__Task objective__: Put the rows below into a JSON list of strings, one string per row, with blank lines left out. Begin at the row that has "size-option-s[interactable]: S — [436, 1237, 456, 1260]" and stop after the row that has "size-option-s[interactable]: S — [1096, 1757, 1116, 1779]", including nothing outside that span.

__Provided records__:
==*==
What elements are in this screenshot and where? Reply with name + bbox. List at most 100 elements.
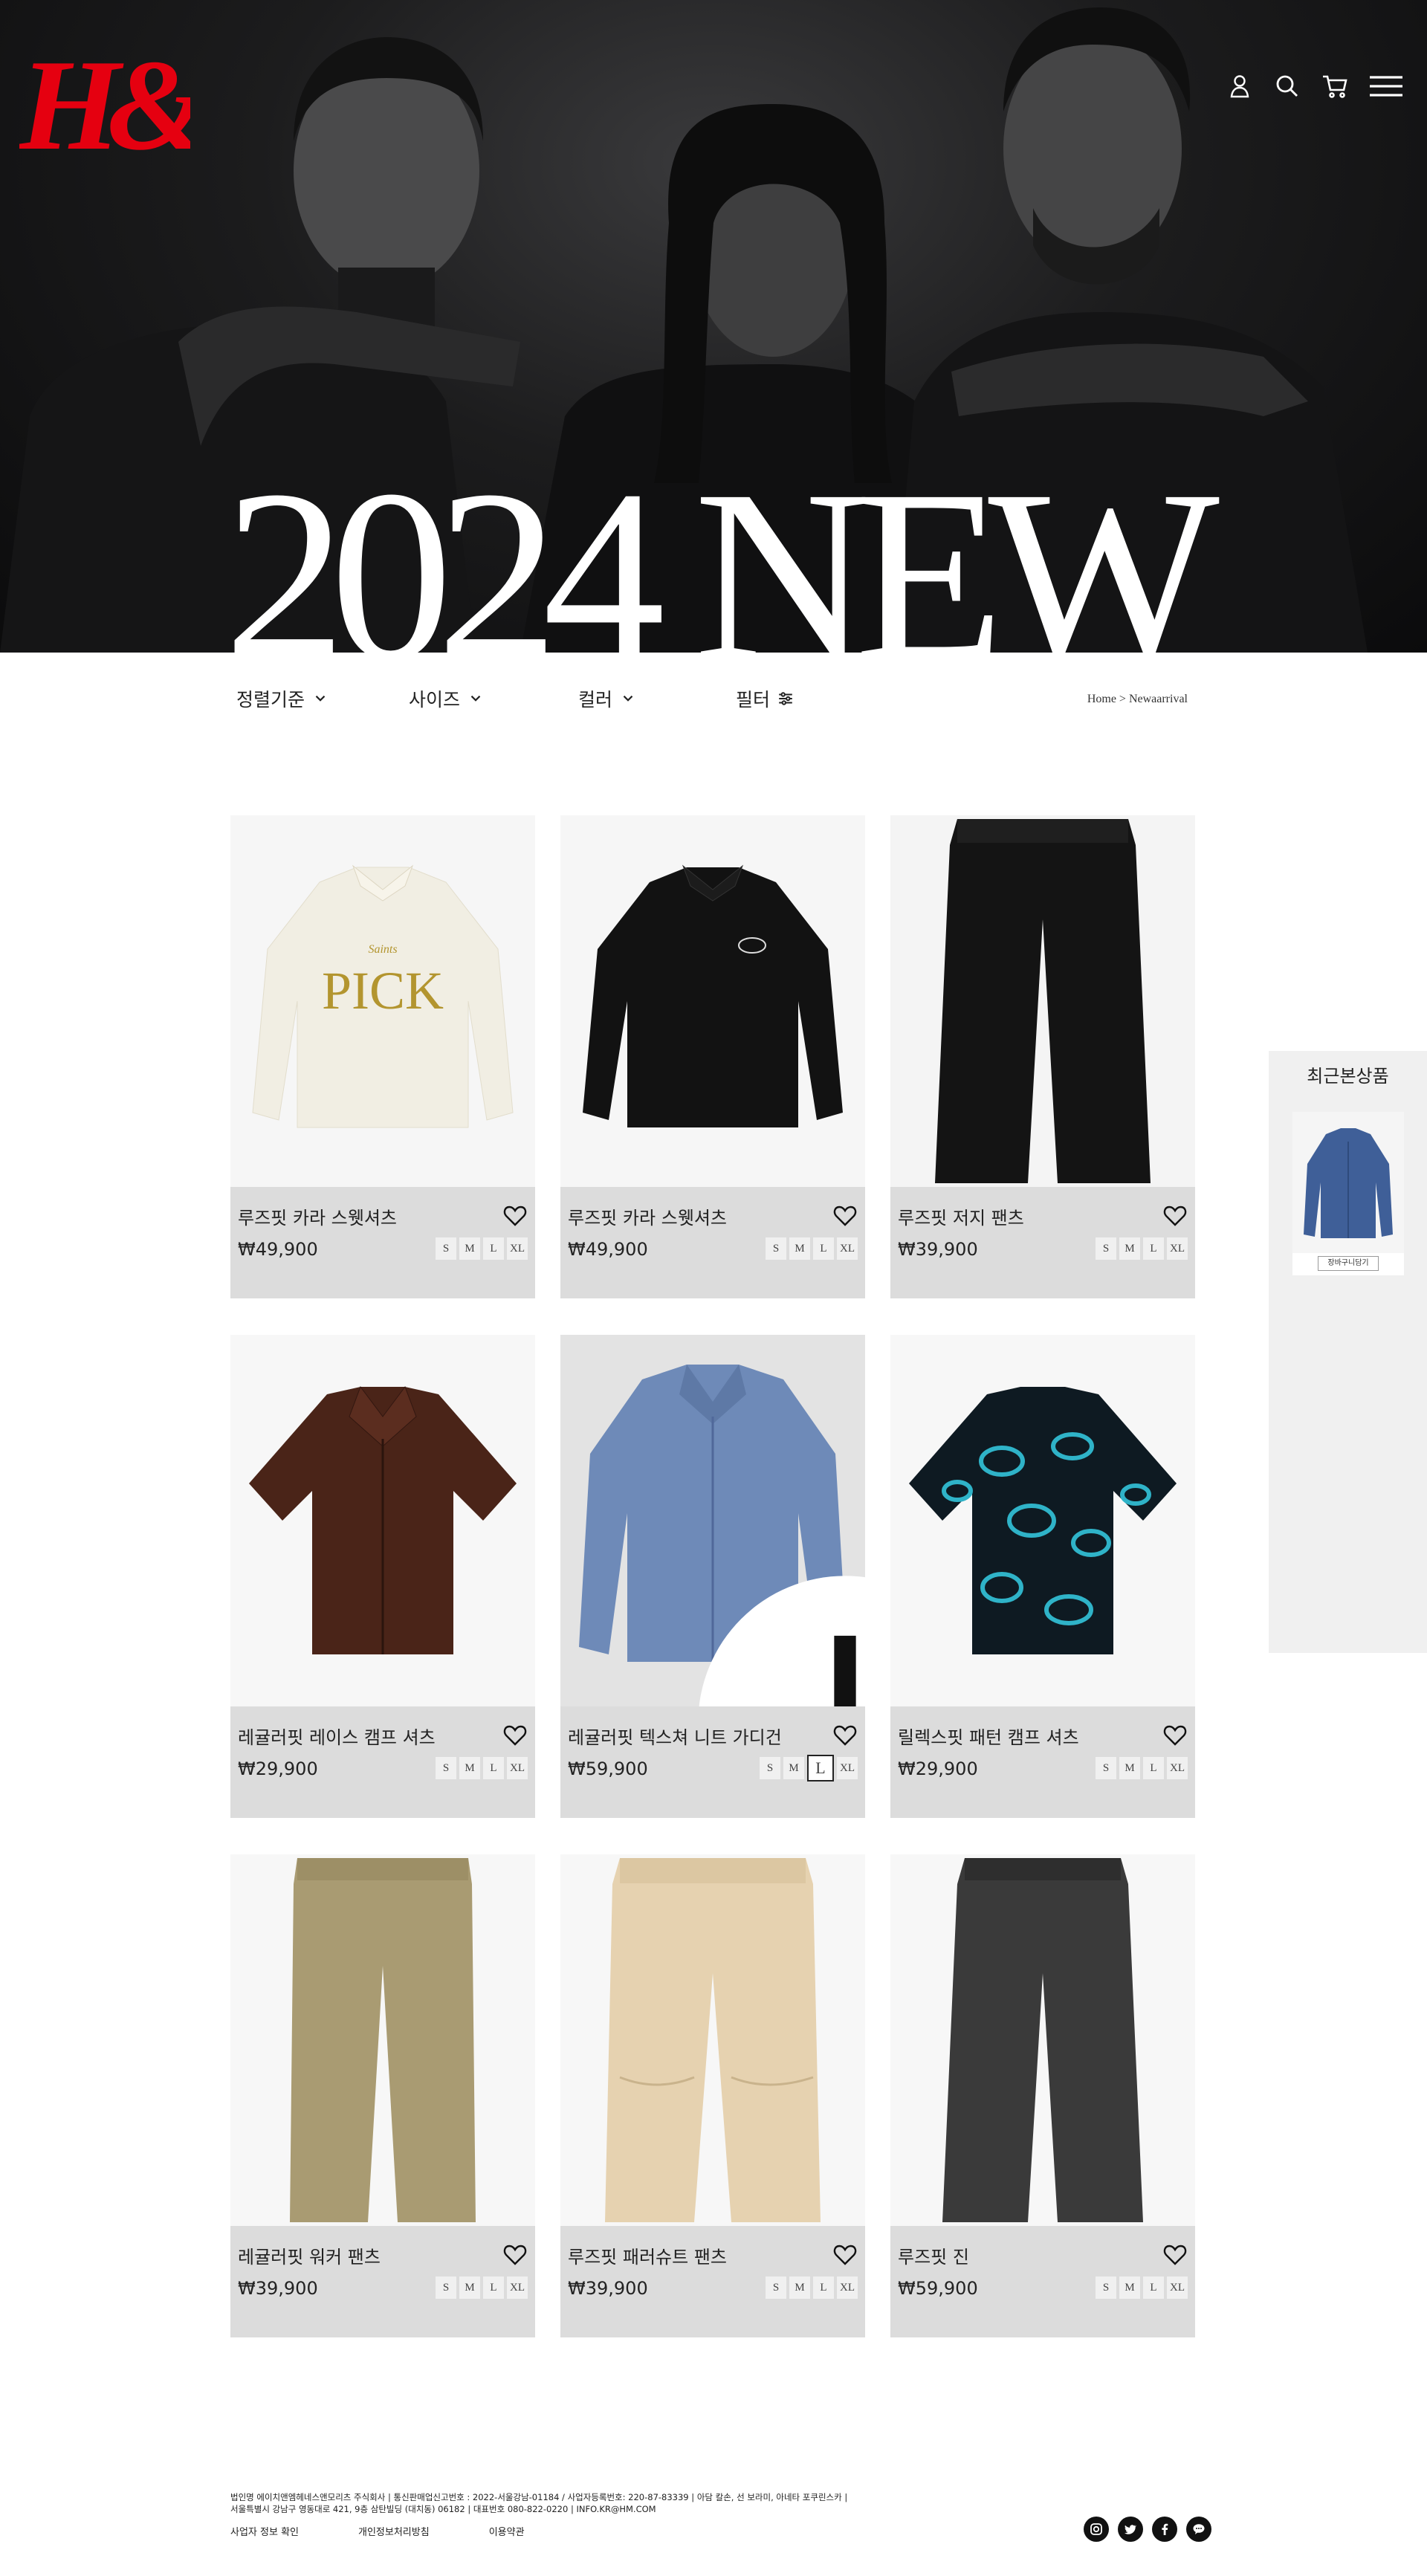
size-option-s[interactable]: S — [436, 1237, 456, 1260]
product-name[interactable]: 루즈핏 패러슈트 팬츠 — [568, 2242, 727, 2268]
terms-link[interactable]: 이용약관 — [489, 2524, 525, 2538]
product-image[interactable] — [890, 1854, 1195, 2226]
add-to-cart-plus-icon[interactable] — [693, 1537, 865, 1706]
size-option-m[interactable]: M — [789, 1237, 810, 1260]
size-option-s[interactable]: S — [1096, 1757, 1116, 1779]
user-icon[interactable] — [1225, 71, 1255, 101]
sort-label: 정렬기준 — [236, 689, 305, 711]
size-option-l[interactable]: L — [1143, 1757, 1164, 1779]
recent-product-card[interactable]: 장바구니담기 — [1292, 1112, 1404, 1275]
filter-button[interactable]: 필터 — [736, 685, 794, 712]
chat-icon[interactable] — [1186, 2517, 1211, 2542]
hm-logo[interactable]: H&M — [19, 30, 190, 171]
size-option-m[interactable]: M — [1119, 2276, 1140, 2299]
size-options: S M L XL — [1096, 1237, 1188, 1260]
product-card[interactable]: 레귤러핏 워커 팬츠 ₩39,900 S M L XL — [230, 1854, 535, 2337]
heart-icon[interactable] — [502, 2242, 528, 2268]
privacy-policy-link[interactable]: 개인정보처리방침 — [358, 2524, 430, 2538]
size-option-s[interactable]: S — [766, 1237, 786, 1260]
svg-text:PICK: PICK — [322, 961, 444, 1020]
product-name[interactable]: 루즈핏 카라 스웻셔츠 — [238, 1203, 397, 1229]
size-option-l[interactable]: L — [483, 2276, 504, 2299]
product-card[interactable]: 루즈핏 패러슈트 팬츠 ₩39,900 S M L XL — [560, 1854, 865, 2337]
heart-icon[interactable] — [1162, 2242, 1188, 2268]
twitter-icon[interactable] — [1118, 2517, 1143, 2542]
product-image[interactable] — [560, 1854, 865, 2226]
product-price: ₩29,900 — [898, 1758, 978, 1779]
facebook-icon[interactable] — [1152, 2517, 1177, 2542]
product-card[interactable]: 레귤러핏 텍스쳐 니트 가디건 ₩59,900 S M L XL — [560, 1335, 865, 1818]
size-option-xl[interactable]: XL — [1167, 1757, 1188, 1779]
cart-icon[interactable] — [1320, 71, 1350, 101]
color-dropdown[interactable]: 컬러 — [578, 685, 636, 712]
size-option-l[interactable]: L — [483, 1237, 504, 1260]
product-card[interactable]: 루즈핏 카라 스웻셔츠 ₩49,900 S M L XL — [560, 815, 865, 1298]
product-image[interactable] — [560, 1335, 865, 1706]
product-image[interactable] — [560, 815, 865, 1187]
size-option-s[interactable]: S — [766, 2276, 786, 2299]
product-card[interactable]: PICK Saints 루즈핏 카라 스웻셔츠 ₩49,900 S M L XL — [230, 815, 535, 1298]
heart-icon[interactable] — [832, 1203, 858, 1229]
heart-icon[interactable] — [1162, 1723, 1188, 1748]
product-image[interactable] — [890, 815, 1195, 1187]
size-option-xl[interactable]: XL — [1167, 2276, 1188, 2299]
hero-title: 2024 NEW — [224, 440, 1220, 653]
product-name[interactable]: 레귤러핏 텍스쳐 니트 가디건 — [568, 1723, 782, 1749]
product-name[interactable]: 루즈핏 저지 팬츠 — [898, 1203, 1024, 1229]
size-option-m[interactable]: M — [459, 2276, 480, 2299]
product-name[interactable]: 레귤러핏 워커 팬츠 — [238, 2242, 381, 2268]
size-option-m[interactable]: M — [459, 1757, 480, 1779]
size-option-l[interactable]: L — [1143, 2276, 1164, 2299]
size-option-xl[interactable]: XL — [837, 1757, 858, 1779]
product-card[interactable]: 루즈핏 저지 팬츠 ₩39,900 S M L XL — [890, 815, 1195, 1298]
size-option-m[interactable]: M — [1119, 1757, 1140, 1779]
heart-icon[interactable] — [502, 1203, 528, 1229]
instagram-icon[interactable] — [1084, 2517, 1109, 2542]
breadcrumb[interactable]: Home > Newaarrival — [1087, 693, 1188, 706]
product-image[interactable] — [890, 1335, 1195, 1706]
product-name[interactable]: 루즈핏 진 — [898, 2242, 969, 2268]
product-card[interactable]: 릴렉스핏 패턴 캠프 셔츠 ₩29,900 S M L XL — [890, 1335, 1195, 1818]
product-name[interactable]: 루즈핏 카라 스웻셔츠 — [568, 1203, 727, 1229]
size-option-m[interactable]: M — [459, 1237, 480, 1260]
search-icon[interactable] — [1272, 71, 1302, 101]
sort-dropdown[interactable]: 정렬기준 — [236, 685, 329, 712]
size-option-xl[interactable]: XL — [837, 1237, 858, 1260]
size-option-l-selected[interactable]: L — [807, 1755, 834, 1781]
size-option-s[interactable]: S — [1096, 1237, 1116, 1260]
size-option-l[interactable]: L — [1143, 1237, 1164, 1260]
product-image[interactable] — [230, 1335, 535, 1706]
size-option-xl[interactable]: XL — [837, 2276, 858, 2299]
size-option-l[interactable]: L — [813, 2276, 834, 2299]
heart-icon[interactable] — [1162, 1203, 1188, 1229]
heart-icon[interactable] — [832, 2242, 858, 2268]
business-info-link[interactable]: 사업자 정보 확인 — [230, 2524, 299, 2538]
size-option-xl[interactable]: XL — [507, 1757, 528, 1779]
size-option-s[interactable]: S — [760, 1757, 780, 1779]
menu-icon[interactable] — [1368, 71, 1405, 101]
size-option-m[interactable]: M — [789, 2276, 810, 2299]
product-price: ₩59,900 — [898, 2278, 978, 2299]
size-option-l[interactable]: L — [483, 1757, 504, 1779]
size-option-s[interactable]: S — [436, 1757, 456, 1779]
size-option-s[interactable]: S — [436, 2276, 456, 2299]
size-option-m[interactable]: M — [783, 1757, 804, 1779]
heart-icon[interactable] — [502, 1723, 528, 1748]
product-card[interactable]: 레귤러핏 레이스 캠프 셔츠 ₩29,900 S M L XL — [230, 1335, 535, 1818]
size-option-xl[interactable]: XL — [507, 1237, 528, 1260]
size-option-xl[interactable]: XL — [1167, 1237, 1188, 1260]
size-option-l[interactable]: L — [813, 1237, 834, 1260]
product-name[interactable]: 릴렉스핏 패턴 캠프 셔츠 — [898, 1723, 1079, 1749]
product-info: 루즈핏 카라 스웻셔츠 ₩49,900 S M L XL — [230, 1187, 535, 1298]
size-option-xl[interactable]: XL — [507, 2276, 528, 2299]
add-to-cart-button[interactable]: 장바구니담기 — [1318, 1256, 1379, 1271]
size-option-s[interactable]: S — [1096, 2276, 1116, 2299]
product-name[interactable]: 레귤러핏 레이스 캠프 셔츠 — [238, 1723, 436, 1749]
product-card[interactable]: 루즈핏 진 ₩59,900 S M L XL — [890, 1854, 1195, 2337]
product-image[interactable] — [230, 1854, 535, 2226]
size-dropdown[interactable]: 사이즈 — [409, 685, 484, 712]
size-options: S M L XL — [436, 2276, 528, 2299]
heart-icon[interactable] — [832, 1723, 858, 1748]
size-option-m[interactable]: M — [1119, 1237, 1140, 1260]
product-image[interactable]: PICK Saints — [230, 815, 535, 1187]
==*==
__Exercise response__:
[
  "size-option-s[interactable]: S — [436, 1237, 456, 1260]",
  "product-name[interactable]: 루즈핏 패러슈트 팬츠 — [568, 2242, 727, 2268]",
  "terms-link[interactable]: 이용약관 — [489, 2524, 525, 2538]",
  "product-image[interactable] — [890, 1854, 1195, 2226]",
  "add-to-cart-plus-icon[interactable] — [693, 1537, 865, 1706]",
  "size-option-m[interactable]: M — [789, 1237, 810, 1260]",
  "size-option-s[interactable]: S — [1096, 1757, 1116, 1779]"
]